§ **Objective**
Every line must be returned precisely as it is written.

§ **Dataset rows**
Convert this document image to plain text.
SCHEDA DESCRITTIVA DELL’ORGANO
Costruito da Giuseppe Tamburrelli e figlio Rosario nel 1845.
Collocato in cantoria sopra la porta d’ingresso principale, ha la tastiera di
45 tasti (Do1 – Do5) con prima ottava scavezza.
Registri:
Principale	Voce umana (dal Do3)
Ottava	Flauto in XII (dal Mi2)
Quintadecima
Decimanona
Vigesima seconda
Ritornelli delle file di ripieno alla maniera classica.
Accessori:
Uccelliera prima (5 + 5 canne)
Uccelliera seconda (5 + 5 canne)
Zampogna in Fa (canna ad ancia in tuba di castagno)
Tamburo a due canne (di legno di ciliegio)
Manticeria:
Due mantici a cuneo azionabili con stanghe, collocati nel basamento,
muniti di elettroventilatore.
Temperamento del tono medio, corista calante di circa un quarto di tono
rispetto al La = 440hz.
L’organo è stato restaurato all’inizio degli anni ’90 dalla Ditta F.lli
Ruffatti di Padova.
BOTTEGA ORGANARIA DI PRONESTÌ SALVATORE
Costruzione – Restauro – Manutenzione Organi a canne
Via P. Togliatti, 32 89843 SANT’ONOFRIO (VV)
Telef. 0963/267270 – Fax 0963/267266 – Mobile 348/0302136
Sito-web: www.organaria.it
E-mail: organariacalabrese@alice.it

§ **Written reply**
Convert this document image to plain text.
SCHEDA DESCRITTIVA DELL’ORGANO
Costruito da Giuseppe Tamburrelli e figlio Rosario nel 1845.
Collocato in cantoria sopra la porta d’ingresso principale, ha la tastiera di
45 tasti (Do1 – Do5) con prima ottava scavezza.
Registri:
Principale	Voce umana (dal Do3)
Ottava	Flauto in XII (dal Mi2)
Quintadecima
Decimanona
Vigesima seconda
Ritornelli delle file di ripieno alla maniera classica.
Accessori:
Uccelliera prima (5 + 5 canne)
Uccelliera seconda (5 + 5 canne)
Zampogna in Fa (canna ad ancia in tuba di castagno)
Tamburo a due canne (di legno di ciliegio)
Manticeria:
Due mantici a cuneo azionabili con stanghe, collocati nel basamento,
muniti di elettroventilatore.
Temperamento del tono medio, corista calante di circa un quarto di tono
rispetto al La = 440hz.
L’organo è stato restaurato all’inizio degli anni ’90 dalla Ditta F.lli
Ruffatti di Padova.
BOTTEGA ORGANARIA DI PRONESTÌ SALVATORE
Costruzione – Restauro – Manutenzione Organi a canne
Via P. Togliatti, 32 89843 SANT’ONOFRIO (VV)
Telef. 0963/267270 – Fax 0963/267266 – Mobile 348/0302136
Sito-web: www.organaria.it
E-mail: organariacalabrese@alice.it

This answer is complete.